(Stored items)
+--

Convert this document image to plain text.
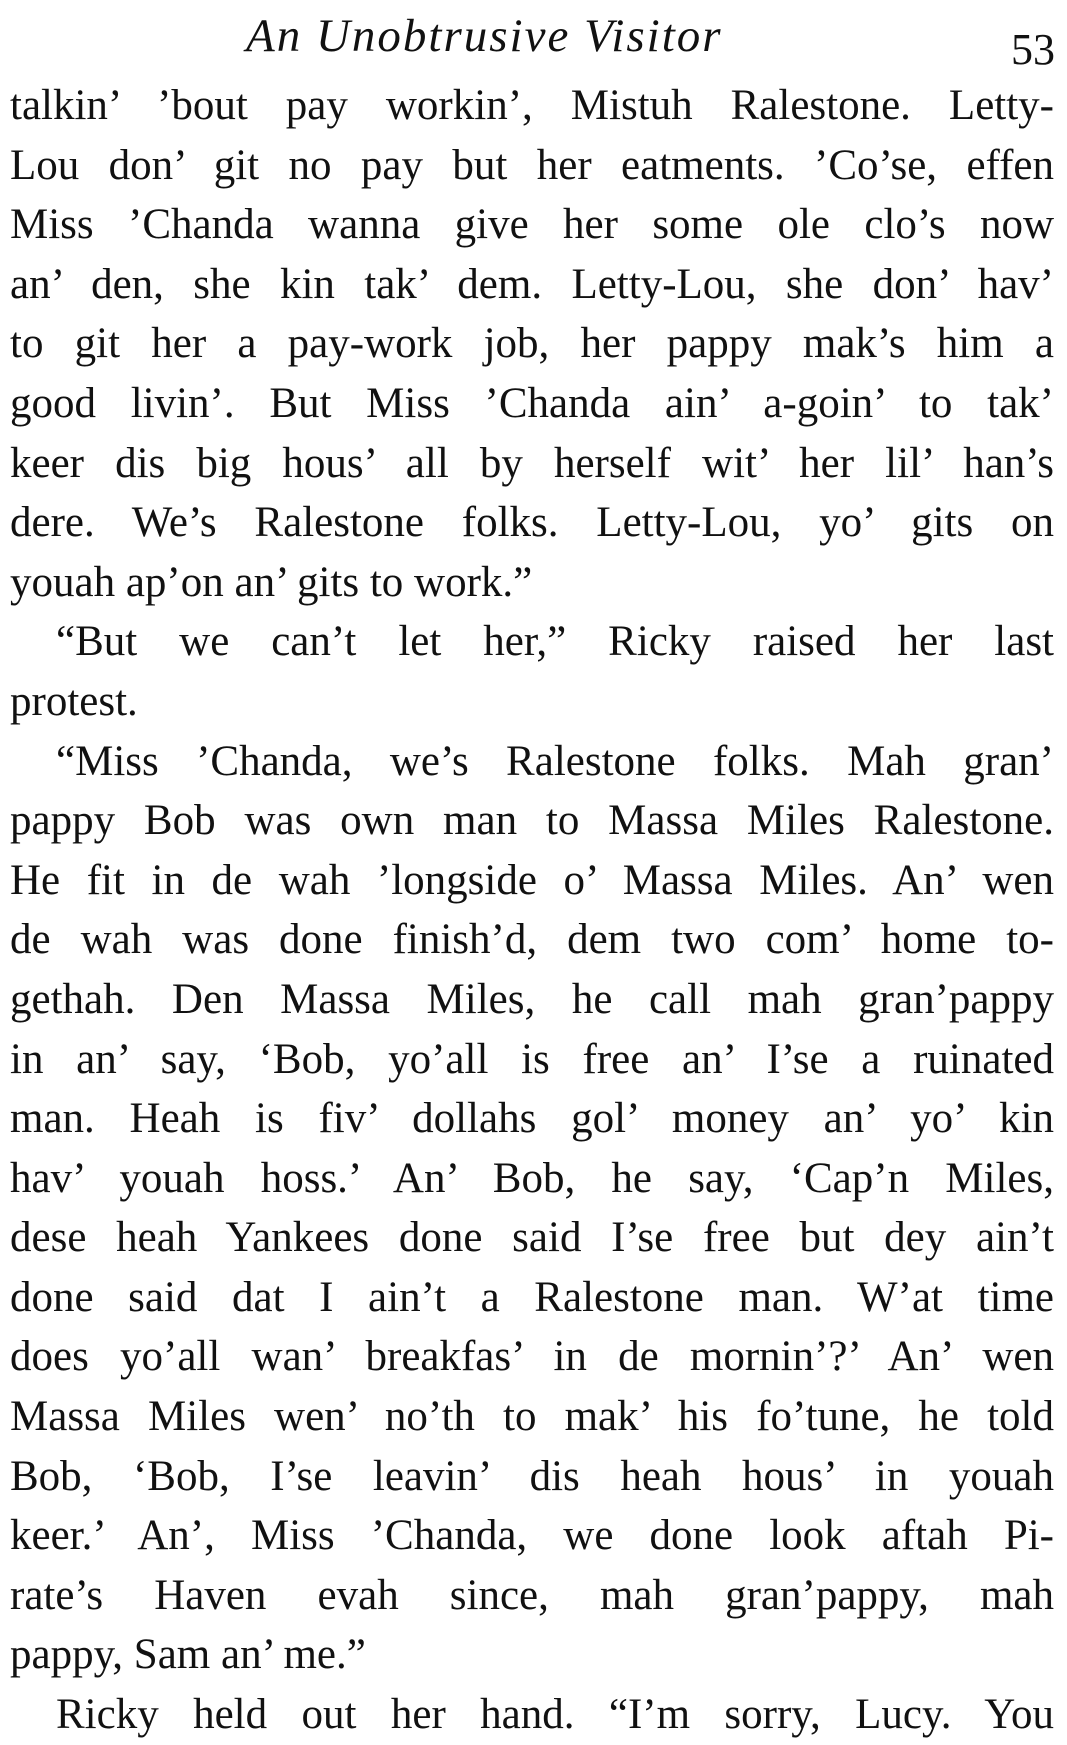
An Unobtrusive Visitor	53
talkin’ ’bout pay workin’, Mistuh Ralestone. Letty-
Lou don’ git no pay but her eatments. ’Co’se, effen
Miss ’Chanda wanna give her some ole clo’s now
an’ den, she kin tak’ dem. Letty-Lou, she don’ hav’
to git her a pay-work job, her pappy mak’s him a
good livin’. But Miss ’Chanda ain’ a-goin’ to tak’
keer dis big hous’ all by herself wit’ her lil’ han’s
dere. We’s Ralestone folks. Letty-Lou, yo’ gits on
youah ap’on an’ gits to work.”
“But we can’t let her,” Ricky raised her last
protest.
“Miss ’Chanda, we’s Ralestone folks. Mah gran’
pappy Bob was own man to Massa Miles Ralestone.
He fit in de wah ’longside o’ Massa Miles. An’ wen
de wah was done finish’d, dem two com’ home to-
gethah. Den Massa Miles, he call mah gran’pappy
in an’ say, ‘Bob, yo’all is free an’ I’se a ruinated
man. Heah is fiv’ dollahs gol’ money an’ yo’ kin
hav’ youah hoss.’ An’ Bob, he say, ‘Cap’n Miles,
dese heah Yankees done said I’se free but dey ain’t
done said dat I ain’t a Ralestone man. W’at time
does yo’all wan’ breakfas’ in de mornin’?’ An’ wen
Massa Miles wen’ no’th to mak’ his fo’tune, he told
Bob, ‘Bob, I’se leavin’ dis heah hous’ in youah
keer.’ An’, Miss ’Chanda, we done look aftah Pi-
rate’s Haven evah since, mah gran’pappy, mah
pappy, Sam an’ me.”
Ricky held out her hand. “I’m sorry, Lucy. You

+--

▶ TO BE DONE: All records should be output exactly, with the pictures left out.

▶ WRITTEN SOLUTION:
Convert this document image to plain text.
An Unobtrusive Visitor	53
talkin’ ’bout pay workin’, Mistuh Ralestone. Letty-
Lou don’ git no pay but her eatments. ’Co’se, effen
Miss ’Chanda wanna give her some ole clo’s now
an’ den, she kin tak’ dem. Letty-Lou, she don’ hav’
to git her a pay-work job, her pappy mak’s him a
good livin’. But Miss ’Chanda ain’ a-goin’ to tak’
keer dis big hous’ all by herself wit’ her lil’ han’s
dere. We’s Ralestone folks. Letty-Lou, yo’ gits on
youah ap’on an’ gits to work.”
“But we can’t let her,” Ricky raised her last
protest.
“Miss ’Chanda, we’s Ralestone folks. Mah gran’
pappy Bob was own man to Massa Miles Ralestone.
He fit in de wah ’longside o’ Massa Miles. An’ wen
de wah was done finish’d, dem two com’ home to-
gethah. Den Massa Miles, he call mah gran’pappy
in an’ say, ‘Bob, yo’all is free an’ I’se a ruinated
man. Heah is fiv’ dollahs gol’ money an’ yo’ kin
hav’ youah hoss.’ An’ Bob, he say, ‘Cap’n Miles,
dese heah Yankees done said I’se free but dey ain’t
done said dat I ain’t a Ralestone man. W’at time
does yo’all wan’ breakfas’ in de mornin’?’ An’ wen
Massa Miles wen’ no’th to mak’ his fo’tune, he told
Bob, ‘Bob, I’se leavin’ dis heah hous’ in youah
keer.’ An’, Miss ’Chanda, we done look aftah Pi-
rate’s Haven evah since, mah gran’pappy, mah
pappy, Sam an’ me.”
Ricky held out her hand. “I’m sorry, Lucy. You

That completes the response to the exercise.